** SUPPLIED ENTRIES **

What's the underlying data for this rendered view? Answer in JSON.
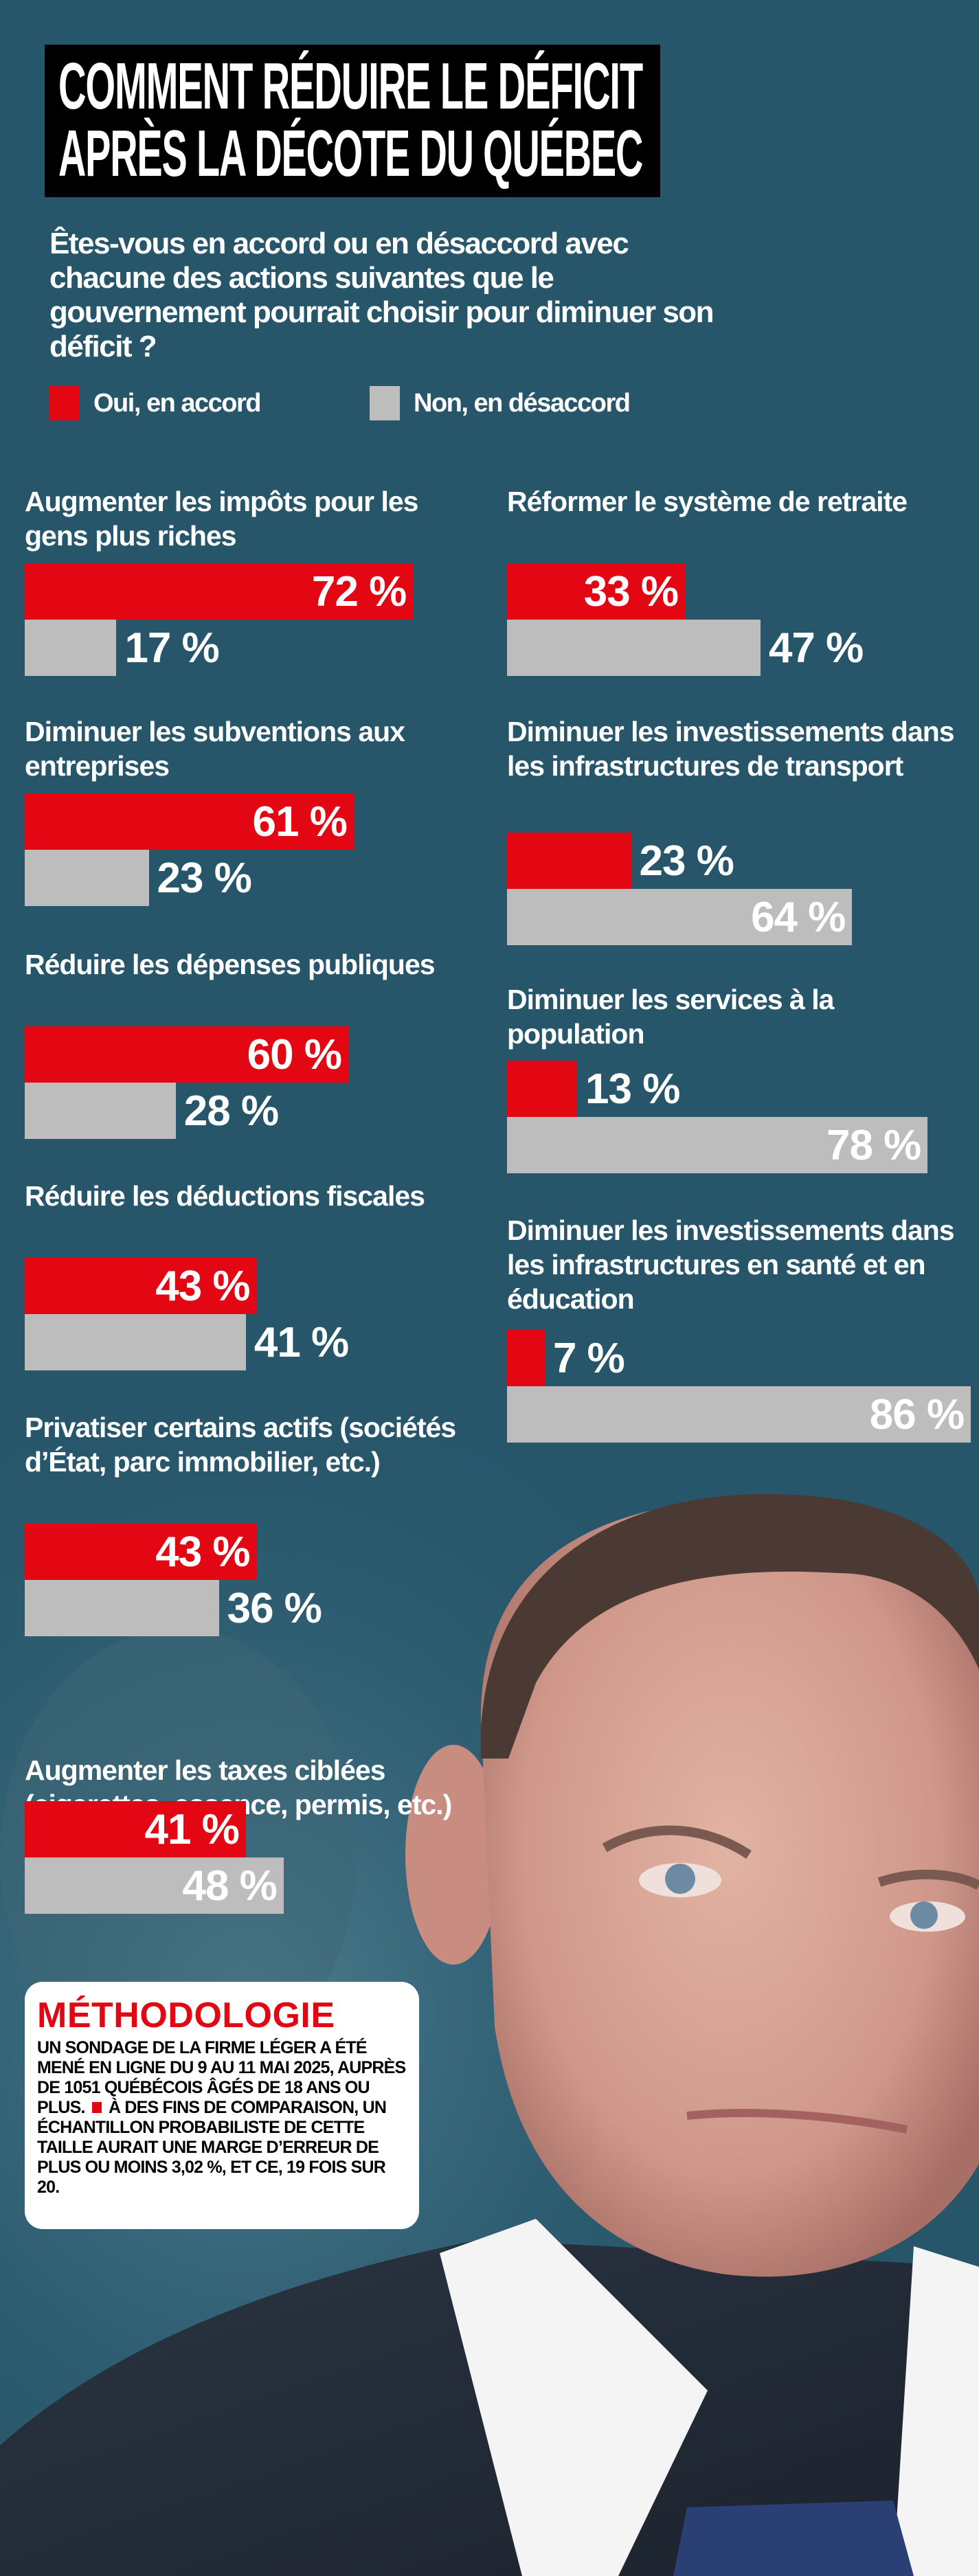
{
  "title": {
    "line1": "COMMENT RÉDUIRE LE DÉFICIT",
    "line2": "APRÈS LA DÉCOTE DU QUÉBEC"
  },
  "question": "Êtes-vous en accord ou en désaccord avec chacune des actions suivantes que le gouvernement pourrait choisir pour diminuer son déficit ?",
  "legend": [
    {
      "label": "Oui, en accord",
      "color": "#e30613"
    },
    {
      "label": "Non, en désaccord",
      "color": "#bdbdbd"
    }
  ],
  "chart_data": {
    "type": "bar",
    "orientation": "horizontal",
    "unit": "%",
    "series_names": [
      "Oui, en accord",
      "Non, en désaccord"
    ],
    "colors": {
      "yes": "#e30613",
      "no": "#bdbdbd"
    },
    "items": [
      {
        "label": "Augmenter les impôts pour les gens plus riches",
        "yes": 72,
        "no": 17,
        "yes_text": "72 %",
        "no_text": "17 %"
      },
      {
        "label": "Diminuer les subventions aux entreprises",
        "yes": 61,
        "no": 23,
        "yes_text": "61 %",
        "no_text": "23 %"
      },
      {
        "label": "Réduire les dépenses publiques",
        "yes": 60,
        "no": 28,
        "yes_text": "60 %",
        "no_text": "28 %"
      },
      {
        "label": "Réduire les déductions fiscales",
        "yes": 43,
        "no": 41,
        "yes_text": "43 %",
        "no_text": "41 %"
      },
      {
        "label": "Privatiser certains actifs (sociétés d’État, parc immobilier, etc.)",
        "yes": 43,
        "no": 36,
        "yes_text": "43 %",
        "no_text": "36 %"
      },
      {
        "label": "Augmenter les taxes ciblées (cigarettes, essence, permis, etc.)",
        "yes": 41,
        "no": 48,
        "yes_text": "41 %",
        "no_text": "48 %"
      },
      {
        "label": "Réformer le système de retraite",
        "yes": 33,
        "no": 47,
        "yes_text": "33 %",
        "no_text": "47 %"
      },
      {
        "label": "Diminuer les investissements dans les infrastructures de transport",
        "yes": 23,
        "no": 64,
        "yes_text": "23 %",
        "no_text": "64 %"
      },
      {
        "label": "Diminuer les services à la population",
        "yes": 13,
        "no": 78,
        "yes_text": "13 %",
        "no_text": "78 %"
      },
      {
        "label": "Diminuer les investissements dans les infrastructures en santé et en éducation",
        "yes": 7,
        "no": 86,
        "yes_text": "7 %",
        "no_text": "86 %"
      }
    ]
  },
  "methodology": {
    "title": "MÉTHODOLOGIE",
    "text_part1": "UN SONDAGE DE LA FIRME LÉGER A ÉTÉ MENÉ EN LIGNE DU 9 AU 11 MAI 2025, AUPRÈS DE 1051 QUÉBÉCOIS ÂGÉS DE 18 ANS OU PLUS.",
    "text_part2": "À DES FINS DE COMPARAISON, UN ÉCHANTILLON PROBABILISTE DE CETTE TAILLE AURAIT UNE MARGE D’ERREUR DE PLUS OU MOINS 3,02 %, ET CE, 19 FOIS SUR 20."
  },
  "colors": {
    "background": "#27566b",
    "accent": "#e30613",
    "grey": "#bdbdbd"
  }
}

** TASK DESCRIPTION **
Find "infrastructures". Copy every line it occurs in.

** WRITTEN ANSWER **
        "label": "Diminuer les investissements dans les infrastructures de transport",
        "label": "Diminuer les investissements dans les infrastructures en santé et en éducation",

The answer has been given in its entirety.